N’est-ce que par conformisme, esprit d’imitation, que ceux qui édictent le « politiquement correct » affadissent le langage systématiquement depuis des années ? En tout cas on n’entend pas trop de voix dissidentes dans ce chœur de vierges, effarouchées par les vocables plus que par les réalités évoquées. Je partage pleinement l’idée que les mots ne sont ni « gros » ni sales en eux-mêmes, mais que ce sont les réalités concrètes dont ils parlent qui sont éventuellement insupportables.

Il m’est arrivé d’assister à l’éruption vocale d’une très jeune fille adressée à son frère, un garçon de 13 ans beau comme un soleil, et tout aussi métis qu’elle, ce qui donnait : « Mais qu’il est laid, il ressemble à un singe » ! J’avais été très choquée, mais fallait-il lui intimer le silence, ou plutôt lui montrer l’aberration de ses propos, ou décoincer la situation par un trait d’humour, dont nous semblons collectivement de plus en plus dépourvus ?

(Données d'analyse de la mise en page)
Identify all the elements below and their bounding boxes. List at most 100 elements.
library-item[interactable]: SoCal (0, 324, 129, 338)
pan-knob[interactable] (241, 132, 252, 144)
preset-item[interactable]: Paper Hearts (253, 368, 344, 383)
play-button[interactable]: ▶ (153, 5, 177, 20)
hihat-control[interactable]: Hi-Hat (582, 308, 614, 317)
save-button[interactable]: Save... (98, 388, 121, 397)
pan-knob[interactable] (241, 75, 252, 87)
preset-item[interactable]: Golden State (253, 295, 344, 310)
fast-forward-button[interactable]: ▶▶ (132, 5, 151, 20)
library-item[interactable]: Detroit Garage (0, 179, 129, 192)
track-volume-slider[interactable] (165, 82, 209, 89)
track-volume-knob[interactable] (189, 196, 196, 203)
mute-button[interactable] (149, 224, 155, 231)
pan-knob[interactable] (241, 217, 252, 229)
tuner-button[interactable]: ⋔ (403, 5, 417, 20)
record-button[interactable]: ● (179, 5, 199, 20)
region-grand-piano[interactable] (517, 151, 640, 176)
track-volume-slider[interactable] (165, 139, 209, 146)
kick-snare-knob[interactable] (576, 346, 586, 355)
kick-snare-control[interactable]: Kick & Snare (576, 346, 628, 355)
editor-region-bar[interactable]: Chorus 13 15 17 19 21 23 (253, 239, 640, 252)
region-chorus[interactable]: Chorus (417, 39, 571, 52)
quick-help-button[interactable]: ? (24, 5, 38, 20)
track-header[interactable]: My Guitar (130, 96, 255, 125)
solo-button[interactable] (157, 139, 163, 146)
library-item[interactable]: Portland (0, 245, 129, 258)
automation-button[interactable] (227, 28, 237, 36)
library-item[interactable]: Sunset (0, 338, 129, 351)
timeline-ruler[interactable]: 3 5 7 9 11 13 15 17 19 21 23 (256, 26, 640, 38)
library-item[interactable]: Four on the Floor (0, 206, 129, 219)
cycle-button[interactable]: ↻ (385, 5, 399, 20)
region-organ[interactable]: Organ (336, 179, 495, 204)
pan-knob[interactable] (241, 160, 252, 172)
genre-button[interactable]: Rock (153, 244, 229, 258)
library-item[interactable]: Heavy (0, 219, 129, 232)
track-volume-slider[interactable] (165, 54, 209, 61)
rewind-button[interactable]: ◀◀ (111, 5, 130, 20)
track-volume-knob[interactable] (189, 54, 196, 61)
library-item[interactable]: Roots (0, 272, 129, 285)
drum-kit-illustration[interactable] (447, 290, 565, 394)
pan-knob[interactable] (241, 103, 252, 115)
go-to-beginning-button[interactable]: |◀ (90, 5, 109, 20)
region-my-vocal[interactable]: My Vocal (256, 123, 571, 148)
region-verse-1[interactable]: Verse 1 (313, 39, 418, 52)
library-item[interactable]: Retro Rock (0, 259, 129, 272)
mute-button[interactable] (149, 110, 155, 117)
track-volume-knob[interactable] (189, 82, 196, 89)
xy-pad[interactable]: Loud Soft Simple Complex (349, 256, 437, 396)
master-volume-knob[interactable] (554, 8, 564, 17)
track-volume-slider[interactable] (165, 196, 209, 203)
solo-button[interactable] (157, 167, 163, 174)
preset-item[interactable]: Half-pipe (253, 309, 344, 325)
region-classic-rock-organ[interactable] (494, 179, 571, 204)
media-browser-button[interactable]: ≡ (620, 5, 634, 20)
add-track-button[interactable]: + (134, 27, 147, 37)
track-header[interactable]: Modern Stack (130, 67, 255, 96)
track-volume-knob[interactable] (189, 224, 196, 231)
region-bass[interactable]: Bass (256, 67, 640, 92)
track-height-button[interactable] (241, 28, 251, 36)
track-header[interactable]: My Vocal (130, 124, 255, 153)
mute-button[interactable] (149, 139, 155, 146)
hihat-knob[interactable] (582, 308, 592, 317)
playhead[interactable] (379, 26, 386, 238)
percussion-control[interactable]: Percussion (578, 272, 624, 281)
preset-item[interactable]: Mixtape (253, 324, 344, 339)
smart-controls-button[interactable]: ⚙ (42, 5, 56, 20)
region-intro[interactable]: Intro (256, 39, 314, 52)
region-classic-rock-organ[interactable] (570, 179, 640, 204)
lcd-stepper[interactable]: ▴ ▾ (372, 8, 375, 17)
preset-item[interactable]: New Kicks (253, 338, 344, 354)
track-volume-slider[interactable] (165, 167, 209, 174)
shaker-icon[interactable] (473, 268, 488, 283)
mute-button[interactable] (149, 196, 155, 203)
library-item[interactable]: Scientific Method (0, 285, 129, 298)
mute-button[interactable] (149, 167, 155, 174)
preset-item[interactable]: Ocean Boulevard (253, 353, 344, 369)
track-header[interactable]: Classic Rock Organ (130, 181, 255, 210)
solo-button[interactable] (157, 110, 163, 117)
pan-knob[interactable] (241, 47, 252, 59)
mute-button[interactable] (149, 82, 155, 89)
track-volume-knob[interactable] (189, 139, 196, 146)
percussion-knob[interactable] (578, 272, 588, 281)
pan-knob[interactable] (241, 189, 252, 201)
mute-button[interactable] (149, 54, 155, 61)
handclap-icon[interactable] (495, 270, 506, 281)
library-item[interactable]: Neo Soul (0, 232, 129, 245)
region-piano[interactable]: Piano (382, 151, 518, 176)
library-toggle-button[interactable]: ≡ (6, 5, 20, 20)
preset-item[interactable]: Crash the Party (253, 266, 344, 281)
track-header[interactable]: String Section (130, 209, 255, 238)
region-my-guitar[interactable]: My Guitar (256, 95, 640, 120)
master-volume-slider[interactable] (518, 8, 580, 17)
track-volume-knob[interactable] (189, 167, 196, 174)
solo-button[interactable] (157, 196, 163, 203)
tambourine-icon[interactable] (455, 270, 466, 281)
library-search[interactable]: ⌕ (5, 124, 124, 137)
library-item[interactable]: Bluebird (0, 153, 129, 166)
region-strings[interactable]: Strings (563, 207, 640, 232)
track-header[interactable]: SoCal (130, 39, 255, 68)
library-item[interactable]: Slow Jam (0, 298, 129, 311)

> Exercices à faire:
[1] Répondez à ces questions sur le texte consacré au politiquement correct :
(a) Que font systématiquement, depuis des années, ceux qui édictent le « politiquement correct » ?
(b) Quel âge a le frère de la très jeune fille ?
(c) À quoi la jeune fille dit-elle que son frère ressemble ?
[2] Poursuivez le texte sur le politiquement correct à partir de sa dernière phrase.

> Réponses:
[1]
(a) Ils affadissent le langage.
(b) Il a 13 ans.
(c) À un singe.

[2]
On se permet de changer le titre d’un livre sans l’avis de l’auteur, ce qui n’a l’air de scandaliser personne ! On parle de mettre « Autant en emporte le vent » à l’index… On élimine des mots de notre lexique... Jusqu’où va aller ce délire ? Parallèlement les libertés d’expression, d’opinion, d’information, de conscience, de blasphémer, de caricaturer, de manifester sont attaquées tant par le législateur que par l’ambiance entretenue par les grands médias, et l’obscurantisme. Comment repréciser les choses dans la clarté, alors que nous baignons dans un monde de faux-semblant et de boniments qui gangrènent tout, de la pub consumériste aux tromperies sur marchandises, et aux promesses électorales qui n’engagent que ceux qui les croient, sans aucun contrat d’adultes à adultes sur des sujets pourtant cruciaux. Les libertés républicaines sombrent avec des afféteries de Stes Nitouches et autres Précieuses et Précieux ridicules !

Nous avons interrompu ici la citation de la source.